Entries supplied:
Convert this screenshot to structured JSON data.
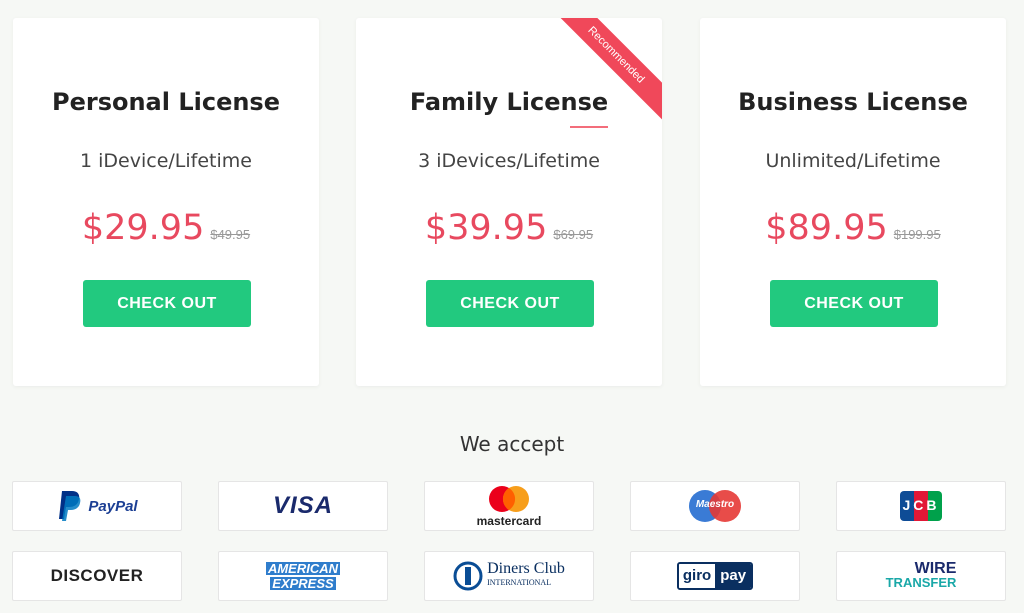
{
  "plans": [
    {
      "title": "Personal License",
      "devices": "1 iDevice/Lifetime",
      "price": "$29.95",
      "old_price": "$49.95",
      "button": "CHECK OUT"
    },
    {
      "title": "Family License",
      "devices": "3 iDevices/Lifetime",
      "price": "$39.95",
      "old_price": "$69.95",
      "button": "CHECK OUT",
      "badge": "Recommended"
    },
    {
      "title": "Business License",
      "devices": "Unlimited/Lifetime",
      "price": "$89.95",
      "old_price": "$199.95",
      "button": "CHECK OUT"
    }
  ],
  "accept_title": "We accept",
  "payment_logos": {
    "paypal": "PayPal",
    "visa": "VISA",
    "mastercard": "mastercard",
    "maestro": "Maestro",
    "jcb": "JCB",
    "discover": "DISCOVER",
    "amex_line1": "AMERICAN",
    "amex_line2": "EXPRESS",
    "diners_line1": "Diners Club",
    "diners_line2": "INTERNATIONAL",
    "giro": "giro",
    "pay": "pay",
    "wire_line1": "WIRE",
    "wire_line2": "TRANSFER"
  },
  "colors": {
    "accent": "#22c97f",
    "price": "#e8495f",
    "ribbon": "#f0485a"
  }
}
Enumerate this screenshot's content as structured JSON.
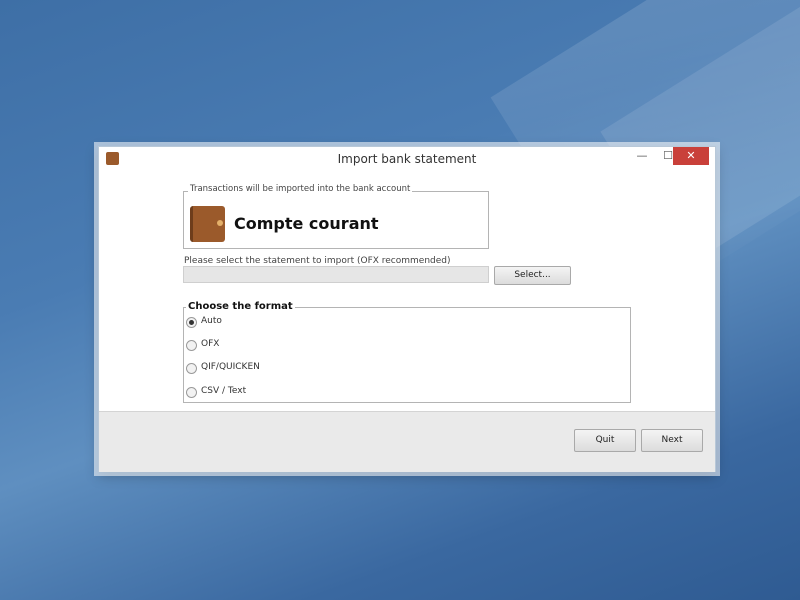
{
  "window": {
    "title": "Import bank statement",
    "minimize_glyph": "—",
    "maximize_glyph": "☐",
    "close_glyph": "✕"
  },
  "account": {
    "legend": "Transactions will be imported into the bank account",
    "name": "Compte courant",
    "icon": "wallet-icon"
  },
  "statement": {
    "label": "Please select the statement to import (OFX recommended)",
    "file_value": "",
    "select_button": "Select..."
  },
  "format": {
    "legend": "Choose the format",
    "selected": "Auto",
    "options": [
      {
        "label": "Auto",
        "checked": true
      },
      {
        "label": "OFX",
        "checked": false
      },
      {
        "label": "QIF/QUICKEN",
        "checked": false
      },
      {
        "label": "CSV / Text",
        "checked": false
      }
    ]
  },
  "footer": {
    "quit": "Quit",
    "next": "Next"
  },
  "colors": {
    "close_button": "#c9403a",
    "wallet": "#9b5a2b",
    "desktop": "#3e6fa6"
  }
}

Exercise: In the records above, find the lines containing "JSON" and copy them.

Full response:
Convert this screenshot to structured JSON data.
Enumerate this screenshot's content as structured JSON.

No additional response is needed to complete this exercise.